### Task to complete
Write out the whole listing, matching it exactly.

### Data extract

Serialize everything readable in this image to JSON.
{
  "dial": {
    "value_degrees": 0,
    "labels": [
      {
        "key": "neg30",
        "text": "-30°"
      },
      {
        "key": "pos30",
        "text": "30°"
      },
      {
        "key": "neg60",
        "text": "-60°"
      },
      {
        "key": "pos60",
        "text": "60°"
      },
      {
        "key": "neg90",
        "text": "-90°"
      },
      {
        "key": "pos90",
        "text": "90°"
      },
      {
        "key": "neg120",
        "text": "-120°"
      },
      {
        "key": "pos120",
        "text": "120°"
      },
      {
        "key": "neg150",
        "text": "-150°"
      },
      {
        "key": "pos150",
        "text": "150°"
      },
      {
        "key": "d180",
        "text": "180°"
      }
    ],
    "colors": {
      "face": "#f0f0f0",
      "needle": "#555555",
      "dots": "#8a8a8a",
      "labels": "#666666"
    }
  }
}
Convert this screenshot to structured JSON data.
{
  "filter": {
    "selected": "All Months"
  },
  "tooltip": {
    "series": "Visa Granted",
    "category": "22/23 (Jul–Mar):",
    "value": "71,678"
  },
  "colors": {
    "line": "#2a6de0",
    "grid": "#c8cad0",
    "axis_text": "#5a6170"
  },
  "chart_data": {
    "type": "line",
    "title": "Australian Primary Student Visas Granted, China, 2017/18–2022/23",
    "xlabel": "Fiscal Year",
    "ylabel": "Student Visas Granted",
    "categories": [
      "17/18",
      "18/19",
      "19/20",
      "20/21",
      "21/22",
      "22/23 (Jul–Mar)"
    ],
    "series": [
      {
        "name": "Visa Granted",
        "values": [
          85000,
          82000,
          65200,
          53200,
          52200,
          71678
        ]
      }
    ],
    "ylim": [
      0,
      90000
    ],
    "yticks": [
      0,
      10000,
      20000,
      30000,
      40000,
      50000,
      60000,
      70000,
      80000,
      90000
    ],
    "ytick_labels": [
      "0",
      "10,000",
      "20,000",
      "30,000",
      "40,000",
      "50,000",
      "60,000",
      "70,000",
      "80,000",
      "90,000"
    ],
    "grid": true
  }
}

### Response to the exercise
Serialize everything readable in this image to JSON.
{
  "dial": {
    "value_degrees": 0,
    "labels": [
      {
        "key": "neg30",
        "text": "-30°"
      },
      {
        "key": "pos30",
        "text": "30°"
      },
      {
        "key": "neg60",
        "text": "-60°"
      },
      {
        "key": "pos60",
        "text": "60°"
      },
      {
        "key": "neg90",
        "text": "-90°"
      },
      {
        "key": "pos90",
        "text": "90°"
      },
      {
        "key": "neg120",
        "text": "-120°"
      },
      {
        "key": "pos120",
        "text": "120°"
      },
      {
        "key": "neg150",
        "text": "-150°"
      },
      {
        "key": "pos150",
        "text": "150°"
      },
      {
        "key": "d180",
        "text": "180°"
      }
    ],
    "colors": {
      "face": "#f0f0f0",
      "needle": "#555555",
      "dots": "#8a8a8a",
      "labels": "#666666"
    }
  }
}
Convert this screenshot to structured JSON data.
{
  "filter": {
    "selected": "All Months"
  },
  "tooltip": {
    "series": "Visa Granted",
    "category": "22/23 (Jul–Mar):",
    "value": "71,678"
  },
  "colors": {
    "line": "#2a6de0",
    "grid": "#c8cad0",
    "axis_text": "#5a6170"
  },
  "chart_data": {
    "type": "line",
    "title": "Australian Primary Student Visas Granted, China, 2017/18–2022/23",
    "xlabel": "Fiscal Year",
    "ylabel": "Student Visas Granted",
    "categories": [
      "17/18",
      "18/19",
      "19/20",
      "20/21",
      "21/22",
      "22/23 (Jul–Mar)"
    ],
    "series": [
      {
        "name": "Visa Granted",
        "values": [
          85000,
          82000,
          65200,
          53200,
          52200,
          71678
        ]
      }
    ],
    "ylim": [
      0,
      90000
    ],
    "yticks": [
      0,
      10000,
      20000,
      30000,
      40000,
      50000,
      60000,
      70000,
      80000,
      90000
    ],
    "ytick_labels": [
      "0",
      "10,000",
      "20,000",
      "30,000",
      "40,000",
      "50,000",
      "60,000",
      "70,000",
      "80,000",
      "90,000"
    ],
    "grid": true
  }
}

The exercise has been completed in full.